- Written task -
Write out every entry exactly as it appears.

Data items:
▼

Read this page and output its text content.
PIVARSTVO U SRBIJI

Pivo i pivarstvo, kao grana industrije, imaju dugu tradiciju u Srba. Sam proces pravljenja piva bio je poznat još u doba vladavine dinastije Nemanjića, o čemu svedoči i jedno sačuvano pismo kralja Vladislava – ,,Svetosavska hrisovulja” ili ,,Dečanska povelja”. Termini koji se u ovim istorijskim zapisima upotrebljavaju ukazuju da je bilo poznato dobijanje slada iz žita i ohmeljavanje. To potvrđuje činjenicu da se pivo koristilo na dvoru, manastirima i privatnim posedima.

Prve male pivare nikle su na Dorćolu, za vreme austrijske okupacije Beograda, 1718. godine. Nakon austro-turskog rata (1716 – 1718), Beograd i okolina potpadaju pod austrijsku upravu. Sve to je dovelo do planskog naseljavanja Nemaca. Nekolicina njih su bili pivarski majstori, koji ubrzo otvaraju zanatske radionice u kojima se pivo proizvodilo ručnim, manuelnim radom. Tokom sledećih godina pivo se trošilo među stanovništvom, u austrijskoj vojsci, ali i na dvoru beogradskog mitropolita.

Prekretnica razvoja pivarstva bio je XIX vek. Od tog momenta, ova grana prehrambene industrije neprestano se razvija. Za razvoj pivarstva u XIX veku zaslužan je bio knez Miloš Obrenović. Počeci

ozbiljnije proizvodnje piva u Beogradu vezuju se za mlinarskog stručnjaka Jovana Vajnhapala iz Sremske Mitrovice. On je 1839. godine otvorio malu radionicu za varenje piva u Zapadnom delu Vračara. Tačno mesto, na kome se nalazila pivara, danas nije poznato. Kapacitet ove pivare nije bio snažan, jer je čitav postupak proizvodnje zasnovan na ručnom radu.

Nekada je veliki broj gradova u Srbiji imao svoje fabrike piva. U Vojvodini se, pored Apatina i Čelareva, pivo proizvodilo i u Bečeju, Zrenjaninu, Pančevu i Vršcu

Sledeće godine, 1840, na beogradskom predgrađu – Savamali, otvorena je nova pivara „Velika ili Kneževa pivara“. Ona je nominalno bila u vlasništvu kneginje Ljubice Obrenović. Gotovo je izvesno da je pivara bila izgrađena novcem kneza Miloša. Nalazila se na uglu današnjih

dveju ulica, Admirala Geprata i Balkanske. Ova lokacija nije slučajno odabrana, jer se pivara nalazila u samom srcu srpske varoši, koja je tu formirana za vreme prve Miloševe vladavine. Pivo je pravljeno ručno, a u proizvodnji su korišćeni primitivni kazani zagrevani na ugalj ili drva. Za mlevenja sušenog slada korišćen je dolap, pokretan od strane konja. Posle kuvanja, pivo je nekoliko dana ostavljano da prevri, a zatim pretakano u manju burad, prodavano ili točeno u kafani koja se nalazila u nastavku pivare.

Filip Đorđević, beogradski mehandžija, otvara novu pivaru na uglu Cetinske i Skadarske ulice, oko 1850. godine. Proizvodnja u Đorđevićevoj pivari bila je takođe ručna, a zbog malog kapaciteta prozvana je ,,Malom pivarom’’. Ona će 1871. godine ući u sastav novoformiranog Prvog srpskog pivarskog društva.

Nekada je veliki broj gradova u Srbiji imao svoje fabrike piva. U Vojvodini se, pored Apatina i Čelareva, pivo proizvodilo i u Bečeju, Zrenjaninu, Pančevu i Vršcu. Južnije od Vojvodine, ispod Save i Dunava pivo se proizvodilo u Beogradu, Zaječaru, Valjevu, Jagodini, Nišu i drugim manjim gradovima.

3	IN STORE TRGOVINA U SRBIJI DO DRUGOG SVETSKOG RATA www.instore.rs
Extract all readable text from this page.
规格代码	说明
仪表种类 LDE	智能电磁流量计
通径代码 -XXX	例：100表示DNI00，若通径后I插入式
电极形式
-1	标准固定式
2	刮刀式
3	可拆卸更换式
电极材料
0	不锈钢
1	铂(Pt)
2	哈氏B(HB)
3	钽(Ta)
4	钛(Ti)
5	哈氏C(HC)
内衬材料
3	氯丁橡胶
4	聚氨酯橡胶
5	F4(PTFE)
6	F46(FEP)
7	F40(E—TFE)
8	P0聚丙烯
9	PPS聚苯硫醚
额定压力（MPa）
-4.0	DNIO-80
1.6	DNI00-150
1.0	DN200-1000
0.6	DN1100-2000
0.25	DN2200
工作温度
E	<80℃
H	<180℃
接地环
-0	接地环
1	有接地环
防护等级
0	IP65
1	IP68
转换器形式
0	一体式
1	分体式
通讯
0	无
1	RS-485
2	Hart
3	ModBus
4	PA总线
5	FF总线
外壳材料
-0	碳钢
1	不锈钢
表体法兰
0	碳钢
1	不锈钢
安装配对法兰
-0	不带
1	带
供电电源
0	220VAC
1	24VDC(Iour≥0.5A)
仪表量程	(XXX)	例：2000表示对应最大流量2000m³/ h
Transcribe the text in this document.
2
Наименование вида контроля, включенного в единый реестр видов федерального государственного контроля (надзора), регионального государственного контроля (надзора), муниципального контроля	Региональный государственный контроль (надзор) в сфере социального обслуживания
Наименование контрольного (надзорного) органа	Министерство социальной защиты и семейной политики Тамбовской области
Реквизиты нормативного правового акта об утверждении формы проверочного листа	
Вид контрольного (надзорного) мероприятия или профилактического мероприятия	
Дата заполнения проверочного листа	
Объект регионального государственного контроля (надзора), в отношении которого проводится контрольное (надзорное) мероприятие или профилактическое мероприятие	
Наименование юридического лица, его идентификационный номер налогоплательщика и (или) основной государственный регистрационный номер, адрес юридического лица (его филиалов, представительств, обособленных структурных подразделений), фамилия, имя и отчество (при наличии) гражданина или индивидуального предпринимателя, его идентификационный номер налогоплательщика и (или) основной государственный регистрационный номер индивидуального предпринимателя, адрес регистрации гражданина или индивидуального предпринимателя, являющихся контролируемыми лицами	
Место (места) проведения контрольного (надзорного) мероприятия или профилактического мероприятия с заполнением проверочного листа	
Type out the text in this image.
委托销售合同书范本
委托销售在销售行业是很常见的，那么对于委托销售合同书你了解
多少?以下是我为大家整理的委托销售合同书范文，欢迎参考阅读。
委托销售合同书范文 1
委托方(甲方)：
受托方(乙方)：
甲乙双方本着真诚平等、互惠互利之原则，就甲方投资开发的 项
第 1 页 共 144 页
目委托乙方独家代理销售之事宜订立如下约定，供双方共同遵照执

▲

- Response -
Read this page and output its text content.
PIVARSTVO U SRBIJI

Pivo i pivarstvo, kao grana industrije, imaju dugu tradiciju u Srba. Sam proces pravljenja piva bio je poznat još u doba vladavine dinastije Nemanjića, o čemu svedoči i jedno sačuvano pismo kralja Vladislava – ,,Svetosavska hrisovulja” ili ,,Dečanska povelja”. Termini koji se u ovim istorijskim zapisima upotrebljavaju ukazuju da je bilo poznato dobijanje slada iz žita i ohmeljavanje. To potvrđuje činjenicu da se pivo koristilo na dvoru, manastirima i privatnim posedima.

Prve male pivare nikle su na Dorćolu, za vreme austrijske okupacije Beograda, 1718. godine. Nakon austro-turskog rata (1716 – 1718), Beograd i okolina potpadaju pod austrijsku upravu. Sve to je dovelo do planskog naseljavanja Nemaca. Nekolicina njih su bili pivarski majstori, koji ubrzo otvaraju zanatske radionice u kojima se pivo proizvodilo ručnim, manuelnim radom. Tokom sledećih godina pivo se trošilo među stanovništvom, u austrijskoj vojsci, ali i na dvoru beogradskog mitropolita.

Prekretnica razvoja pivarstva bio je XIX vek. Od tog momenta, ova grana prehrambene industrije neprestano se razvija. Za razvoj pivarstva u XIX veku zaslužan je bio knez Miloš Obrenović. Počeci

ozbiljnije proizvodnje piva u Beogradu vezuju se za mlinarskog stručnjaka Jovana Vajnhapala iz Sremske Mitrovice. On je 1839. godine otvorio malu radionicu za varenje piva u Zapadnom delu Vračara. Tačno mesto, na kome se nalazila pivara, danas nije poznato. Kapacitet ove pivare nije bio snažan, jer je čitav postupak proizvodnje zasnovan na ručnom radu.

Nekada je veliki broj gradova u Srbiji imao svoje fabrike piva. U Vojvodini se, pored Apatina i Čelareva, pivo proizvodilo i u Bečeju, Zrenjaninu, Pančevu i Vršcu

Sledeće godine, 1840, na beogradskom predgrađu – Savamali, otvorena je nova pivara „Velika ili Kneževa pivara“. Ona je nominalno bila u vlasništvu kneginje Ljubice Obrenović. Gotovo je izvesno da je pivara bila izgrađena novcem kneza Miloša. Nalazila se na uglu današnjih

dveju ulica, Admirala Geprata i Balkanske. Ova lokacija nije slučajno odabrana, jer se pivara nalazila u samom srcu srpske varoši, koja je tu formirana za vreme prve Miloševe vladavine. Pivo je pravljeno ručno, a u proizvodnji su korišćeni primitivni kazani zagrevani na ugalj ili drva. Za mlevenja sušenog slada korišćen je dolap, pokretan od strane konja. Posle kuvanja, pivo je nekoliko dana ostavljano da prevri, a zatim pretakano u manju burad, prodavano ili točeno u kafani koja se nalazila u nastavku pivare.

Filip Đorđević, beogradski mehandžija, otvara novu pivaru na uglu Cetinske i Skadarske ulice, oko 1850. godine. Proizvodnja u Đorđevićevoj pivari bila je takođe ručna, a zbog malog kapaciteta prozvana je ,,Malom pivarom’’. Ona će 1871. godine ući u sastav novoformiranog Prvog srpskog pivarskog društva.

Nekada je veliki broj gradova u Srbiji imao svoje fabrike piva. U Vojvodini se, pored Apatina i Čelareva, pivo proizvodilo i u Bečeju, Zrenjaninu, Pančevu i Vršcu. Južnije od Vojvodine, ispod Save i Dunava pivo se proizvodilo u Beogradu, Zaječaru, Valjevu, Jagodini, Nišu i drugim manjim gradovima.

3	IN STORE TRGOVINA U SRBIJI DO DRUGOG SVETSKOG RATA www.instore.rs
Extract all readable text from this page.
规格代码	说明
仪表种类 LDE	智能电磁流量计
通径代码 -XXX	例：100表示DNI00，若通径后I插入式
电极形式
-1	标准固定式
2	刮刀式
3	可拆卸更换式
电极材料
0	不锈钢
1	铂(Pt)
2	哈氏B(HB)
3	钽(Ta)
4	钛(Ti)
5	哈氏C(HC)
内衬材料
3	氯丁橡胶
4	聚氨酯橡胶
5	F4(PTFE)
6	F46(FEP)
7	F40(E—TFE)
8	P0聚丙烯
9	PPS聚苯硫醚
额定压力（MPa）
-4.0	DNIO-80
1.6	DNI00-150
1.0	DN200-1000
0.6	DN1100-2000
0.25	DN2200
工作温度
E	<80℃
H	<180℃
接地环
-0	接地环
1	有接地环
防护等级
0	IP65
1	IP68
转换器形式
0	一体式
1	分体式
通讯
0	无
1	RS-485
2	Hart
3	ModBus
4	PA总线
5	FF总线
外壳材料
-0	碳钢
1	不锈钢
表体法兰
0	碳钢
1	不锈钢
安装配对法兰
-0	不带
1	带
供电电源
0	220VAC
1	24VDC(Iour≥0.5A)
仪表量程	(XXX)	例：2000表示对应最大流量2000m³/ h
Transcribe the text in this document.
2
Наименование вида контроля, включенного в единый реестр видов федерального государственного контроля (надзора), регионального государственного контроля (надзора), муниципального контроля	Региональный государственный контроль (надзор) в сфере социального обслуживания
Наименование контрольного (надзорного) органа	Министерство социальной защиты и семейной политики Тамбовской области
Реквизиты нормативного правового акта об утверждении формы проверочного листа	
Вид контрольного (надзорного) мероприятия или профилактического мероприятия	
Дата заполнения проверочного листа	
Объект регионального государственного контроля (надзора), в отношении которого проводится контрольное (надзорное) мероприятие или профилактическое мероприятие	
Наименование юридического лица, его идентификационный номер налогоплательщика и (или) основной государственный регистрационный номер, адрес юридического лица (его филиалов, представительств, обособленных структурных подразделений), фамилия, имя и отчество (при наличии) гражданина или индивидуального предпринимателя, его идентификационный номер налогоплательщика и (или) основной государственный регистрационный номер индивидуального предпринимателя, адрес регистрации гражданина или индивидуального предпринимателя, являющихся контролируемыми лицами	
Место (места) проведения контрольного (надзорного) мероприятия или профилактического мероприятия с заполнением проверочного листа	
Type out the text in this image.
委托销售合同书范本
委托销售在销售行业是很常见的，那么对于委托销售合同书你了解
多少?以下是我为大家整理的委托销售合同书范文，欢迎参考阅读。
委托销售合同书范文 1
委托方(甲方)：
受托方(乙方)：
甲乙双方本着真诚平等、互惠互利之原则，就甲方投资开发的 项
第 1 页 共 144 页
目委托乙方独家代理销售之事宜订立如下约定，供双方共同遵照执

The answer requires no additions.